*Job*
Write out all the entries word for word and omit any pictures.

*Stored records*
"""

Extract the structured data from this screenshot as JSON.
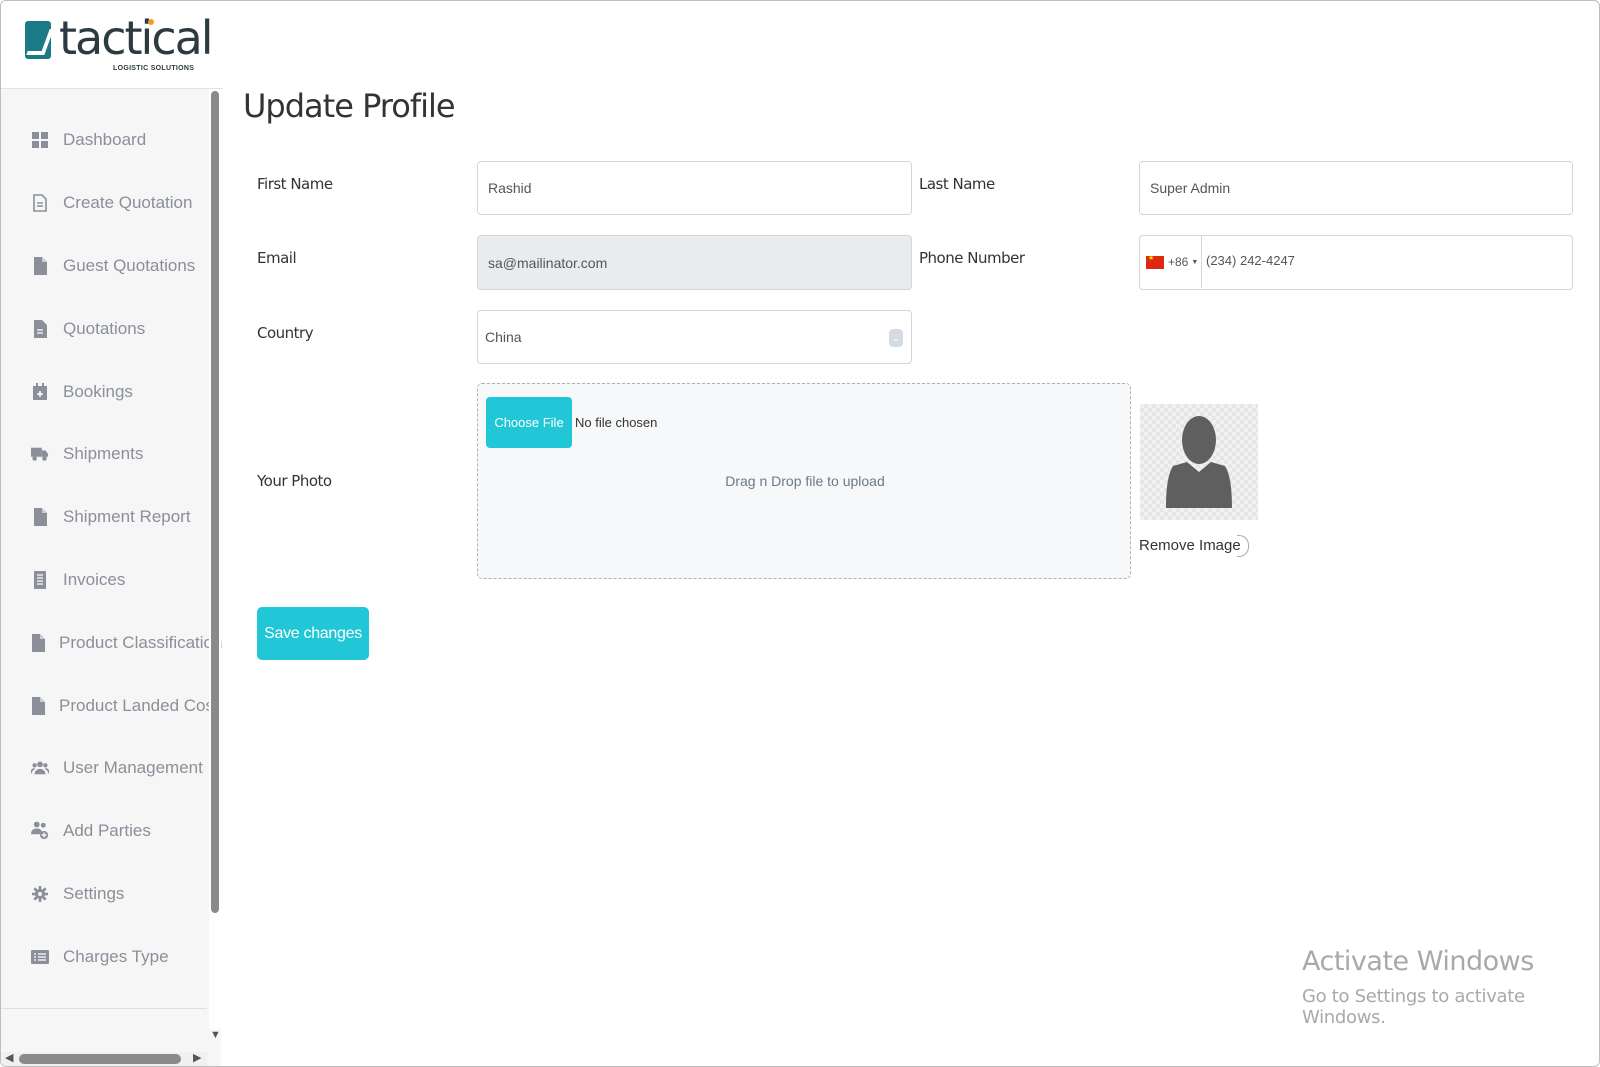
{
  "brand": {
    "name": "tactical",
    "tagline": "LOGISTIC SOLUTIONS"
  },
  "sidebar": {
    "items": [
      {
        "label": "Dashboard",
        "icon": "grid-icon"
      },
      {
        "label": "Create Quotation",
        "icon": "document-outline-icon"
      },
      {
        "label": "Guest Quotations",
        "icon": "file-icon"
      },
      {
        "label": "Quotations",
        "icon": "file-text-icon"
      },
      {
        "label": "Bookings",
        "icon": "calendar-plus-icon"
      },
      {
        "label": "Shipments",
        "icon": "truck-icon"
      },
      {
        "label": "Shipment Report",
        "icon": "file-icon"
      },
      {
        "label": "Invoices",
        "icon": "receipt-icon"
      },
      {
        "label": "Product Classification",
        "icon": "file-icon"
      },
      {
        "label": "Product Landed Cost",
        "icon": "file-icon"
      },
      {
        "label": "User Management",
        "icon": "users-icon"
      },
      {
        "label": "Add Parties",
        "icon": "users-plus-icon"
      },
      {
        "label": "Settings",
        "icon": "gear-icon"
      },
      {
        "label": "Charges Type",
        "icon": "list-icon"
      }
    ]
  },
  "page": {
    "title": "Update Profile"
  },
  "form": {
    "first_name": {
      "label": "First Name",
      "value": "Rashid"
    },
    "last_name": {
      "label": "Last Name",
      "value": "Super Admin"
    },
    "email": {
      "label": "Email",
      "value": "sa@mailinator.com"
    },
    "phone": {
      "label": "Phone Number",
      "dial_code": "+86",
      "value": "(234) 242-4247"
    },
    "country": {
      "label": "Country",
      "value": "China"
    },
    "photo": {
      "label": "Your Photo",
      "choose_label": "Choose File",
      "no_file": "No file chosen",
      "drop_hint": "Drag n Drop file to upload",
      "remove_label": "Remove Image"
    },
    "save_label": "Save changes"
  },
  "watermark": {
    "title": "Activate Windows",
    "subtitle": "Go to Settings to activate Windows."
  },
  "colors": {
    "accent": "#21c7d6",
    "sidebar_text": "#8a8f99"
  }
}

"""

*Response*
Extract the structured data from this screenshot as JSON.
{
  "brand": {
    "name": "tactical",
    "tagline": "LOGISTIC SOLUTIONS"
  },
  "sidebar": {
    "items": [
      {
        "label": "Dashboard",
        "icon": "grid-icon"
      },
      {
        "label": "Create Quotation",
        "icon": "document-outline-icon"
      },
      {
        "label": "Guest Quotations",
        "icon": "file-icon"
      },
      {
        "label": "Quotations",
        "icon": "file-text-icon"
      },
      {
        "label": "Bookings",
        "icon": "calendar-plus-icon"
      },
      {
        "label": "Shipments",
        "icon": "truck-icon"
      },
      {
        "label": "Shipment Report",
        "icon": "file-icon"
      },
      {
        "label": "Invoices",
        "icon": "receipt-icon"
      },
      {
        "label": "Product Classification",
        "icon": "file-icon"
      },
      {
        "label": "Product Landed Cost",
        "icon": "file-icon"
      },
      {
        "label": "User Management",
        "icon": "users-icon"
      },
      {
        "label": "Add Parties",
        "icon": "users-plus-icon"
      },
      {
        "label": "Settings",
        "icon": "gear-icon"
      },
      {
        "label": "Charges Type",
        "icon": "list-icon"
      }
    ]
  },
  "page": {
    "title": "Update Profile"
  },
  "form": {
    "first_name": {
      "label": "First Name",
      "value": "Rashid"
    },
    "last_name": {
      "label": "Last Name",
      "value": "Super Admin"
    },
    "email": {
      "label": "Email",
      "value": "sa@mailinator.com"
    },
    "phone": {
      "label": "Phone Number",
      "dial_code": "+86",
      "value": "(234) 242-4247"
    },
    "country": {
      "label": "Country",
      "value": "China"
    },
    "photo": {
      "label": "Your Photo",
      "choose_label": "Choose File",
      "no_file": "No file chosen",
      "drop_hint": "Drag n Drop file to upload",
      "remove_label": "Remove Image"
    },
    "save_label": "Save changes"
  },
  "watermark": {
    "title": "Activate Windows",
    "subtitle": "Go to Settings to activate Windows."
  },
  "colors": {
    "accent": "#21c7d6",
    "sidebar_text": "#8a8f99"
  }
}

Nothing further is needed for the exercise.